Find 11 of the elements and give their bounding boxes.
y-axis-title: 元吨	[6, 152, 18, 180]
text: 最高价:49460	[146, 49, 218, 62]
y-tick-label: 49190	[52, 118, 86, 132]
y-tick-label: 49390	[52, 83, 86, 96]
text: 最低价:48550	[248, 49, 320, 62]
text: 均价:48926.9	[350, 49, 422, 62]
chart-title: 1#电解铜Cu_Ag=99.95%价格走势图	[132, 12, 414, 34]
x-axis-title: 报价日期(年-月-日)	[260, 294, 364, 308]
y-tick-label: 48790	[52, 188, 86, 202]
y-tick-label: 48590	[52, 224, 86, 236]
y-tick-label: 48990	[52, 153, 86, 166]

───

TASK GOAL:
Turn the material above into a Markdown table with the columns No. and Line, putting each non-blank line in its own row and numbering the rows in order.

PROBLEM SOLUTION:
| No. | Line |
|---|---|
| 1 | Find 11 of the elements and give their bounding boxes. |
| 2 | y-axis-title: 元吨	[6, 152, 18, 180] |
| 3 | text: 最高价:49460	[146, 49, 218, 62] |
| 4 | y-tick-label: 49190	[52, 118, 86, 132] |
| 5 | y-tick-label: 49390	[52, 83, 86, 96] |
| 6 | text: 最低价:48550	[248, 49, 320, 62] |
| 7 | text: 均价:48926.9	[350, 49, 422, 62] |
| 8 | chart-title: 1#电解铜Cu_Ag=99.95%价格走势图	[132, 12, 414, 34] |
| 9 | x-axis-title: 报价日期(年-月-日)	[260, 294, 364, 308] |
| 10 | y-tick-label: 48790	[52, 188, 86, 202] |
| 11 | y-tick-label: 48590	[52, 224, 86, 236] |
| 12 | y-tick-label: 48990	[52, 153, 86, 166] |